SHORT EXERCISE
Will you output all of the data below exactly, omitting the images?

=== EXERCISE MATERIAL ===

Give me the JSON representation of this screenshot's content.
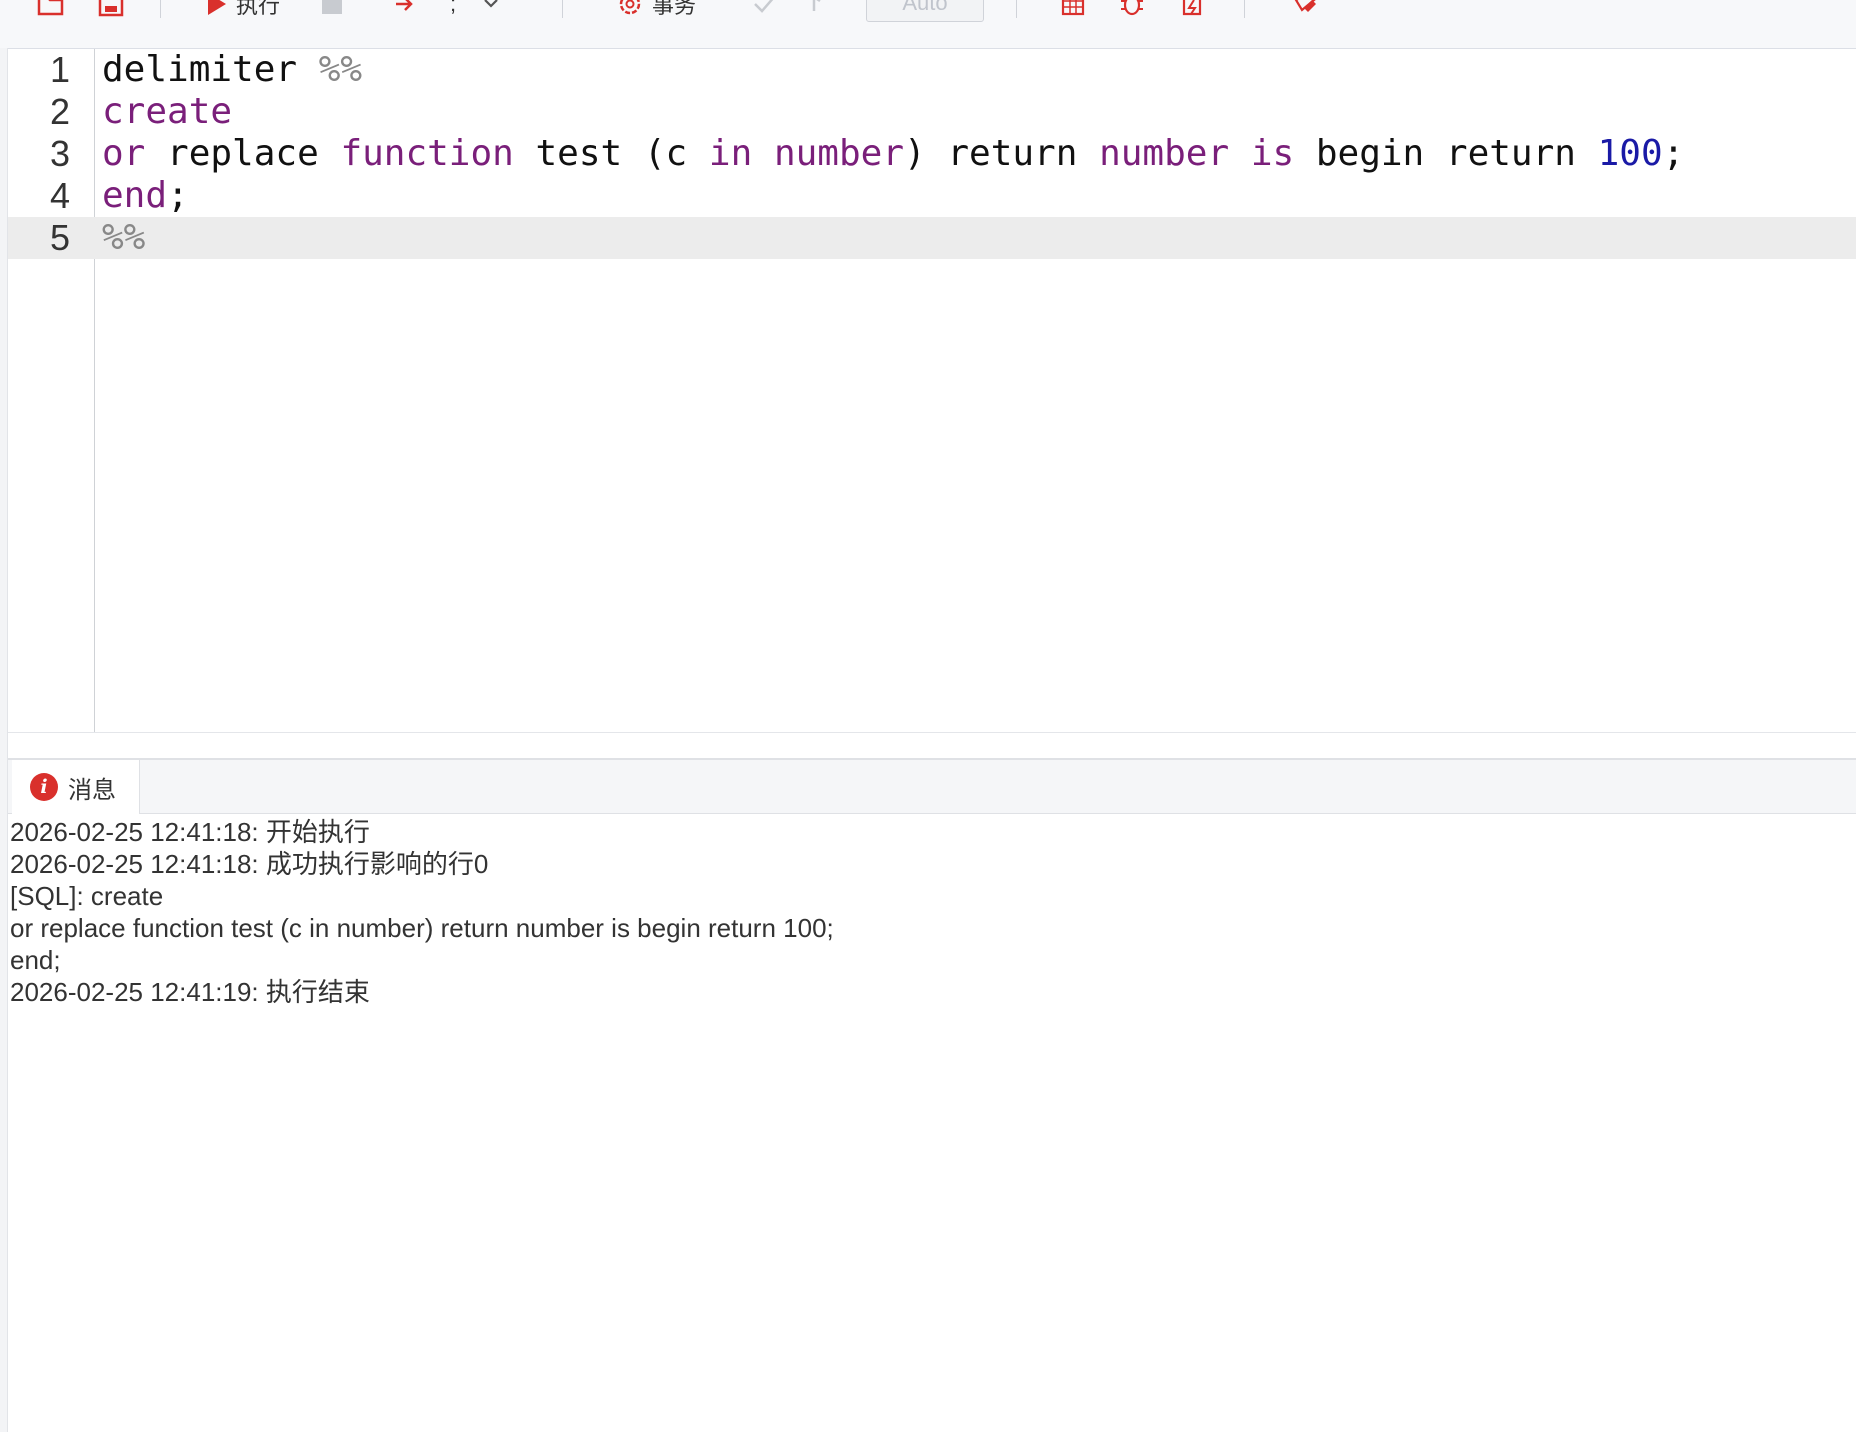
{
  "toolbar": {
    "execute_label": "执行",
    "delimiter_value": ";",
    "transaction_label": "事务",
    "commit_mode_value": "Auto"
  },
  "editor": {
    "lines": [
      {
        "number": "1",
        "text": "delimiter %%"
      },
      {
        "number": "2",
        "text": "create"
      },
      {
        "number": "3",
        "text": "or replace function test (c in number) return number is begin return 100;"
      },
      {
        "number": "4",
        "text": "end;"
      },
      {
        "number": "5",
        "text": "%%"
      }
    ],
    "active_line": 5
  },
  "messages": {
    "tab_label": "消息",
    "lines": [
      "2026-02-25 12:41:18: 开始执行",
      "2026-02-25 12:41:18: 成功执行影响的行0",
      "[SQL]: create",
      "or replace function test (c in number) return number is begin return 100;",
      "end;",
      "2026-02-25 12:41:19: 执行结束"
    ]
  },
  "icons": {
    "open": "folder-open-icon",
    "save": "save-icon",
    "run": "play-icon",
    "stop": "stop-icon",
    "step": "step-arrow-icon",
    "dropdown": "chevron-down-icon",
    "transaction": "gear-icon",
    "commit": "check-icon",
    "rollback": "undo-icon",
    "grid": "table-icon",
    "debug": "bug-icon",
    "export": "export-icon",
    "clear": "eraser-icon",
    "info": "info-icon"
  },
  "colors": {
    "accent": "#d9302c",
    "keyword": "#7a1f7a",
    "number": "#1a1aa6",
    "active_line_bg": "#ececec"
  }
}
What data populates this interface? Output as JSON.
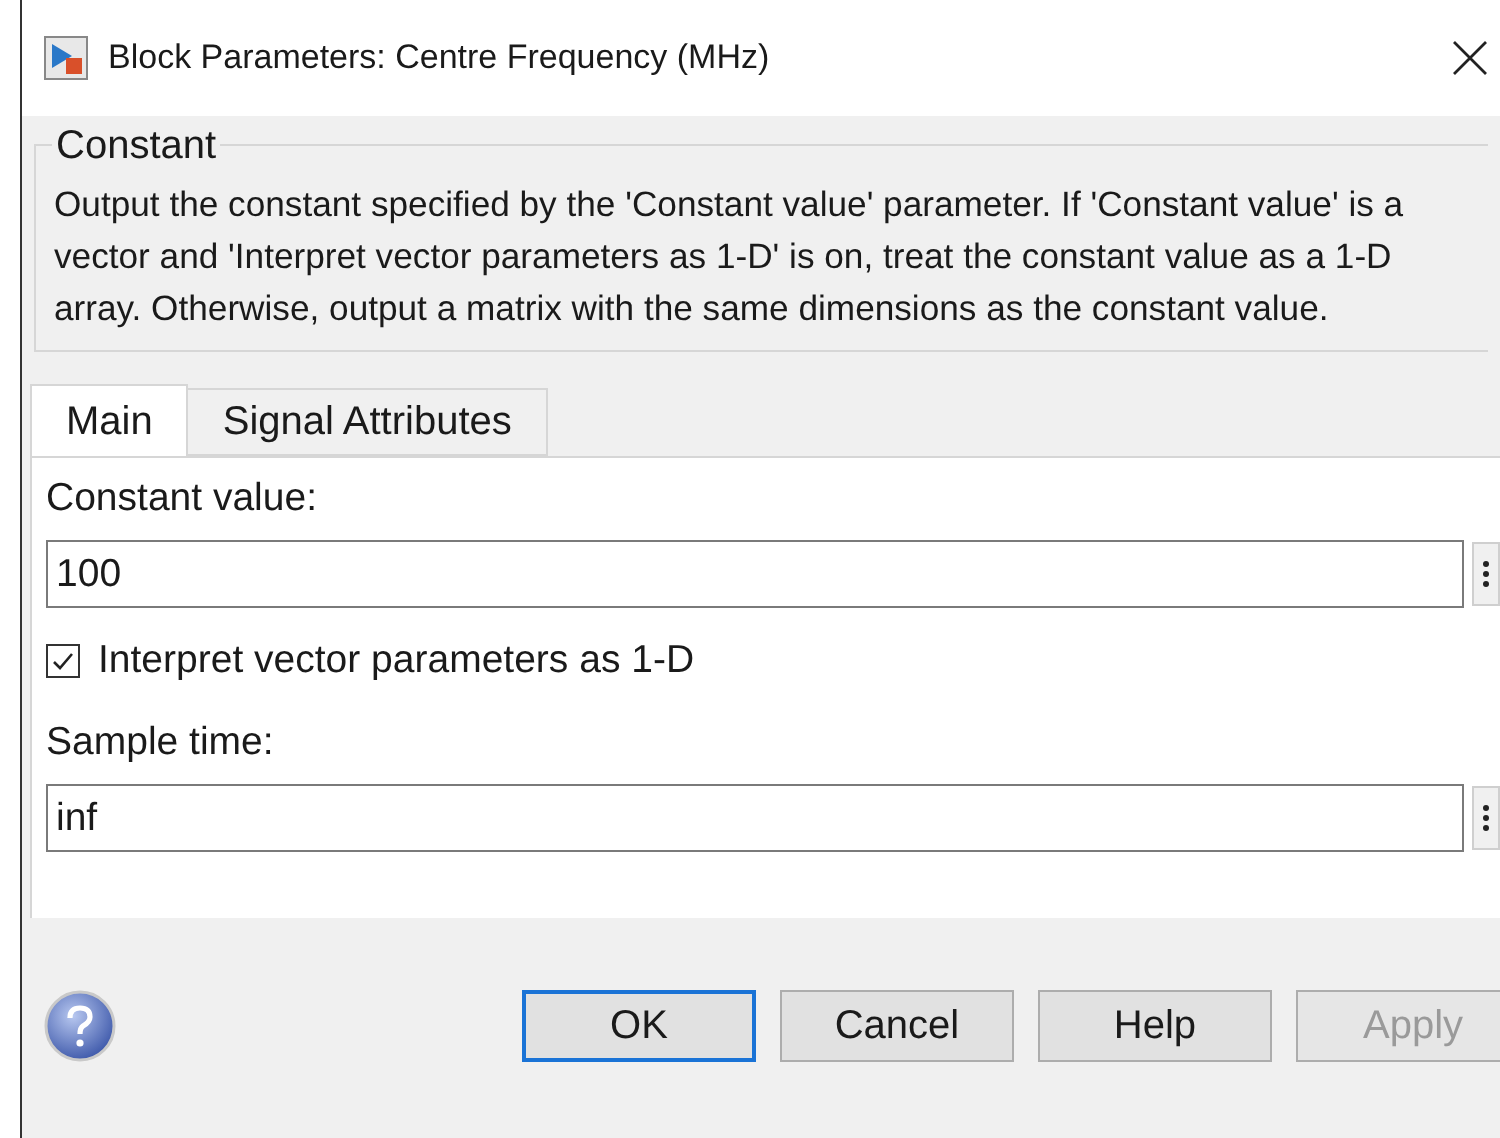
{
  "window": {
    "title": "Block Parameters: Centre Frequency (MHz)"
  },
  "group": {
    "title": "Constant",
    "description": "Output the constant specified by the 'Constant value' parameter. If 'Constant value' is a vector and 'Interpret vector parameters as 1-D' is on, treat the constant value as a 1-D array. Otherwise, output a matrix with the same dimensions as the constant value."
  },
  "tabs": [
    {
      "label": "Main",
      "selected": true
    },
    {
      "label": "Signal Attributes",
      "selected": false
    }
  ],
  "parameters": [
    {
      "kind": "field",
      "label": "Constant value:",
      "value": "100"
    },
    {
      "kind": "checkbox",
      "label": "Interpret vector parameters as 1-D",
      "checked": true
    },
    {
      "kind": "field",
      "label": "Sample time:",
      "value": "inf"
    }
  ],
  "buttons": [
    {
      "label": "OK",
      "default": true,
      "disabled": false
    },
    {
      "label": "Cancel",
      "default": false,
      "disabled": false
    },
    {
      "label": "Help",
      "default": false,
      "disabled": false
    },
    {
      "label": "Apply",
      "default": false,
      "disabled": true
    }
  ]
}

===

FULL SOLUTION
Give me the JSON representation of this screenshot's content.
{
  "toolbar": {
    "execute_label": "执行",
    "delimiter_value": ";",
    "transaction_label": "事务",
    "commit_mode_value": "Auto"
  },
  "editor": {
    "lines": [
      {
        "number": "1",
        "text": "delimiter %%"
      },
      {
        "number": "2",
        "text": "create"
      },
      {
        "number": "3",
        "text": "or replace function test (c in number) return number is begin return 100;"
      },
      {
        "number": "4",
        "text": "end;"
      },
      {
        "number": "5",
        "text": "%%"
      }
    ],
    "active_line": 5
  },
  "messages": {
    "tab_label": "消息",
    "lines": [
      "2026-02-25 12:41:18: 开始执行",
      "2026-02-25 12:41:18: 成功执行影响的行0",
      "[SQL]: create",
      "or replace function test (c in number) return number is begin return 100;",
      "end;",
      "2026-02-25 12:41:19: 执行结束"
    ]
  },
  "icons": {
    "open": "folder-open-icon",
    "save": "save-icon",
    "run": "play-icon",
    "stop": "stop-icon",
    "step": "step-arrow-icon",
    "dropdown": "chevron-down-icon",
    "transaction": "gear-icon",
    "commit": "check-icon",
    "rollback": "undo-icon",
    "grid": "table-icon",
    "debug": "bug-icon",
    "export": "export-icon",
    "clear": "eraser-icon",
    "info": "info-icon"
  },
  "colors": {
    "accent": "#d9302c",
    "keyword": "#7a1f7a",
    "number": "#1a1aa6",
    "active_line_bg": "#ececec"
  }
}
What data populates this interface? Output as JSON.
{
  "window": {
    "title": "Block Parameters: Centre Frequency (MHz)"
  },
  "group": {
    "title": "Constant",
    "description": "Output the constant specified by the 'Constant value' parameter. If 'Constant value' is a vector and 'Interpret vector parameters as 1-D' is on, treat the constant value as a 1-D array. Otherwise, output a matrix with the same dimensions as the constant value."
  },
  "tabs": [
    {
      "label": "Main",
      "selected": true
    },
    {
      "label": "Signal Attributes",
      "selected": false
    }
  ],
  "parameters": [
    {
      "kind": "field",
      "label": "Constant value:",
      "value": "100"
    },
    {
      "kind": "checkbox",
      "label": "Interpret vector parameters as 1-D",
      "checked": true
    },
    {
      "kind": "field",
      "label": "Sample time:",
      "value": "inf"
    }
  ],
  "buttons": [
    {
      "label": "OK",
      "default": true,
      "disabled": false
    },
    {
      "label": "Cancel",
      "default": false,
      "disabled": false
    },
    {
      "label": "Help",
      "default": false,
      "disabled": false
    },
    {
      "label": "Apply",
      "default": false,
      "disabled": true
    }
  ]
}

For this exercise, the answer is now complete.